— PROBLEM —
Reproduce the lines of the records from the line with "member-role: عضو هيئة مكتب [51,159,311,177]" to the line with "member-name: آية جمال", and replace every "member-name" in them with "person-name".

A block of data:
----
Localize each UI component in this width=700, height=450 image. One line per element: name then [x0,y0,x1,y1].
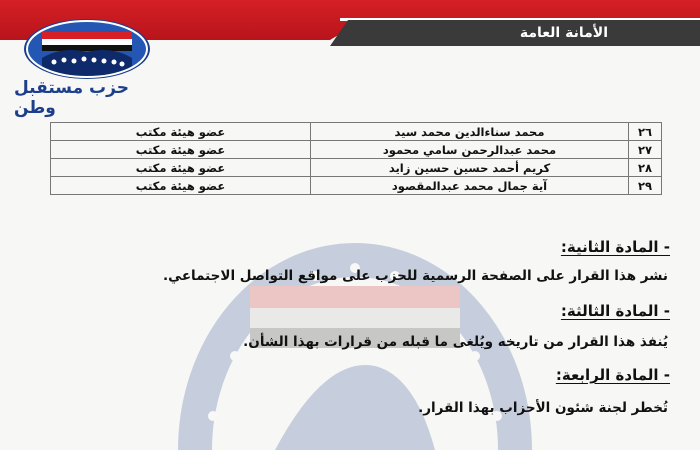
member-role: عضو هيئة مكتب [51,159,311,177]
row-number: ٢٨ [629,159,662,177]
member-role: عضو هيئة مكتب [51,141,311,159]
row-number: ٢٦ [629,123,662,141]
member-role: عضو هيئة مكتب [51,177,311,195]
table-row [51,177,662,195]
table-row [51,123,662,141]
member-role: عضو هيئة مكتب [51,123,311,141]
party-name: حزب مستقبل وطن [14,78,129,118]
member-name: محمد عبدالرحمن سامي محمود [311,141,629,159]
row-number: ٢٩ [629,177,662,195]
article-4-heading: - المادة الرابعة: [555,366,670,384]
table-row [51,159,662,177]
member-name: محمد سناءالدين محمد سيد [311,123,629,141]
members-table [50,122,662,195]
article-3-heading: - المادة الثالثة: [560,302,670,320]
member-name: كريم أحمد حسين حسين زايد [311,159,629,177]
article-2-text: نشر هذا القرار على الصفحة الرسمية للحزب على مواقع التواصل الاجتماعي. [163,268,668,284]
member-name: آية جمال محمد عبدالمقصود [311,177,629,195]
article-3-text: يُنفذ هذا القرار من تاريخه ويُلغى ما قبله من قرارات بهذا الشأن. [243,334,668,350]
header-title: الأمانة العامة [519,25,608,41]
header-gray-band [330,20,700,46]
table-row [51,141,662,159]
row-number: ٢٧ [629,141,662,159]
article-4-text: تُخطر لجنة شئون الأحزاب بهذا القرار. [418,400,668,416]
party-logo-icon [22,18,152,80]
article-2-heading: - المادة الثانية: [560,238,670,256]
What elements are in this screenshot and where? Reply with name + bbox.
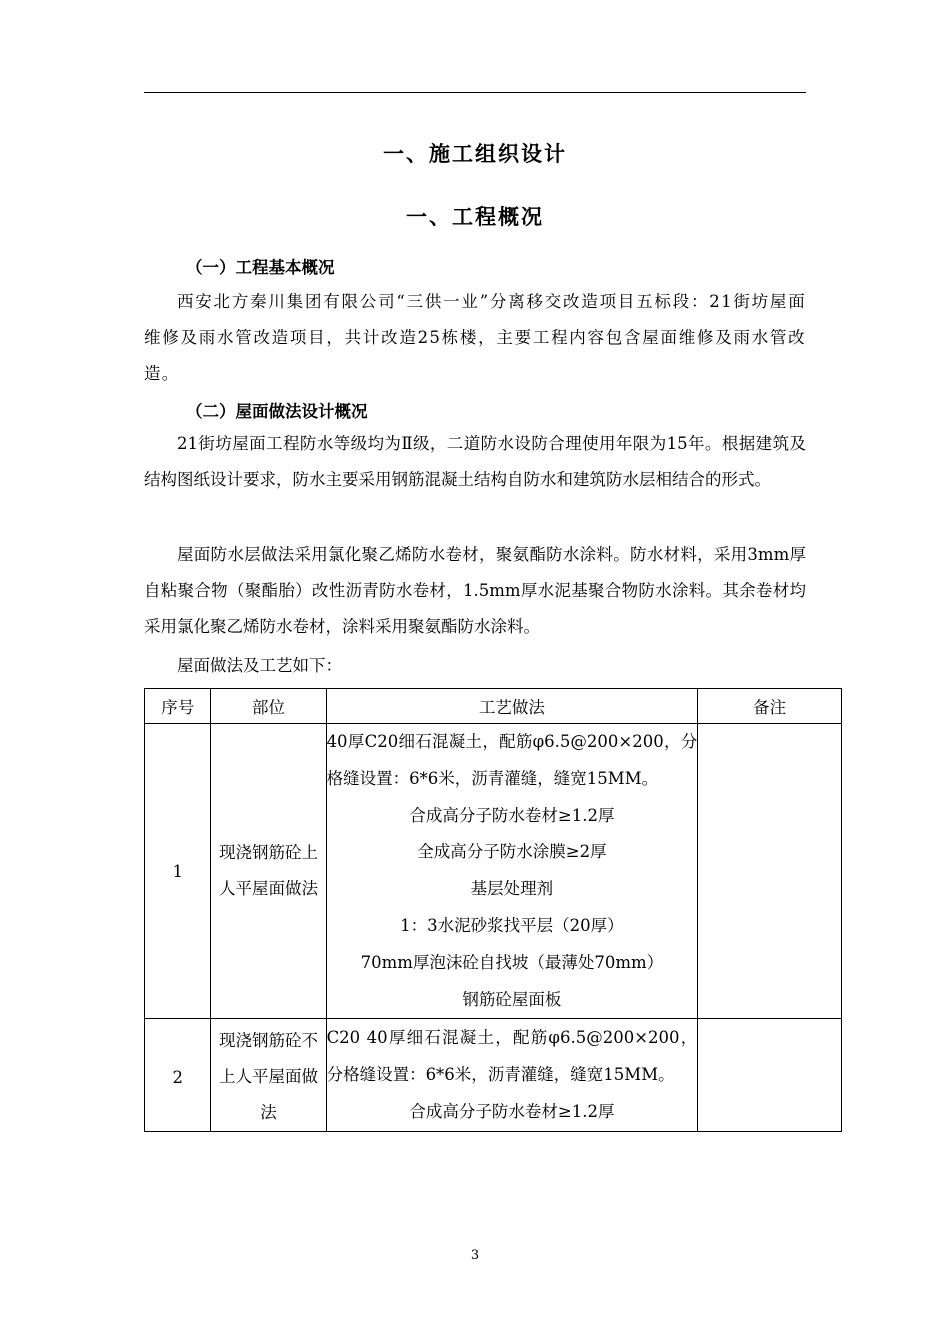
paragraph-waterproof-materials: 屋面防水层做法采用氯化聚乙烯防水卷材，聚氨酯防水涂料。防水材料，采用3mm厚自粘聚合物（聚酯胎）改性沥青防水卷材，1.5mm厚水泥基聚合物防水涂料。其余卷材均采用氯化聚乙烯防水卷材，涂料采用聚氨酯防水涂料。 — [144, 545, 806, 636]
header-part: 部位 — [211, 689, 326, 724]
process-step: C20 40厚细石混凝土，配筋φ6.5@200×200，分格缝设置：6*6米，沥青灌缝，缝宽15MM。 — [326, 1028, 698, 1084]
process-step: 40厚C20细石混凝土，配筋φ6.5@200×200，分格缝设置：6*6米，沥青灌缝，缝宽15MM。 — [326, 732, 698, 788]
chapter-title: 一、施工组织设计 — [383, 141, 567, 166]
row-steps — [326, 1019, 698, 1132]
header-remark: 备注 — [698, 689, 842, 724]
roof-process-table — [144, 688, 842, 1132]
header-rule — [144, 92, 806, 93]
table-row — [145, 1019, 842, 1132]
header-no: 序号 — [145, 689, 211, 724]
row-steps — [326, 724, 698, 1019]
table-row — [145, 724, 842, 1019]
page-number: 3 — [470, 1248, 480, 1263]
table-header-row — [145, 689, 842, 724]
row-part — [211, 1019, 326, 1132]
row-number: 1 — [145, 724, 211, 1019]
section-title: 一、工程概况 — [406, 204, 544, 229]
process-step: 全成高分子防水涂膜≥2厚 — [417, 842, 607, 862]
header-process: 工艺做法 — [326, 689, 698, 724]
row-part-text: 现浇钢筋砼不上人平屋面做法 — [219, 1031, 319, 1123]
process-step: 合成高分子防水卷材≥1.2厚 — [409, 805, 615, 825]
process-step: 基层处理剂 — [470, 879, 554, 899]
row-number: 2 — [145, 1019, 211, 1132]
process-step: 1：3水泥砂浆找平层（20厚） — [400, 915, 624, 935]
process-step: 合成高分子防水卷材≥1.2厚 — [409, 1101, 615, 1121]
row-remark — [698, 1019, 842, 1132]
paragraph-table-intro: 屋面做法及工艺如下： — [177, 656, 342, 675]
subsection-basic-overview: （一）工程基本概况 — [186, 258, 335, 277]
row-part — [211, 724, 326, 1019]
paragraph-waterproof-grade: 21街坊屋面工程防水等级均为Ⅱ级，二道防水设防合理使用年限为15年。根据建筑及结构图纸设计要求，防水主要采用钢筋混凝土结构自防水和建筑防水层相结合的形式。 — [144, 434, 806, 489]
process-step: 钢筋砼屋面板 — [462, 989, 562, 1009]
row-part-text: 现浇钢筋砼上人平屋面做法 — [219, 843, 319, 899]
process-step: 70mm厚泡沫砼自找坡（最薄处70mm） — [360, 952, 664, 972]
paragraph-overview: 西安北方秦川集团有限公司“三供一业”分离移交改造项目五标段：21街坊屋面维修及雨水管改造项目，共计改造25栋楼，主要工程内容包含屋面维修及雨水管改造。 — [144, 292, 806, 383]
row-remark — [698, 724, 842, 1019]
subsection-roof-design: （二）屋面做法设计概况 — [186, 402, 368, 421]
----
— WRITTEN SOLUTION —
member-role: عضو هيئة مكتب [51,159,311,177]
row-number: ٢٨ [629,159,662,177]
member-role: عضو هيئة مكتب [51,141,311,159]
row-number: ٢٦ [629,123,662,141]
member-role: عضو هيئة مكتب [51,177,311,195]
table-row [51,177,662,195]
table-row [51,123,662,141]
member-role: عضو هيئة مكتب [51,123,311,141]
party-name: حزب مستقبل وطن [14,78,129,118]
person-name: محمد عبدالرحمن سامي محمود [311,141,629,159]
row-number: ٢٩ [629,177,662,195]
article-4-heading: - المادة الرابعة: [555,366,670,384]
table-row [51,159,662,177]
person-name: محمد سناءالدين محمد سيد [311,123,629,141]
members-table [50,122,662,195]
article-3-heading: - المادة الثالثة: [560,302,670,320]
person-name: كريم أحمد حسين حسين زايد [311,159,629,177]
article-2-text: نشر هذا القرار على الصفحة الرسمية للحزب على مواقع التواصل الاجتماعي. [163,268,668,284]
person-name: آية جمال محمد عبدالمقصود [311,177,629,195]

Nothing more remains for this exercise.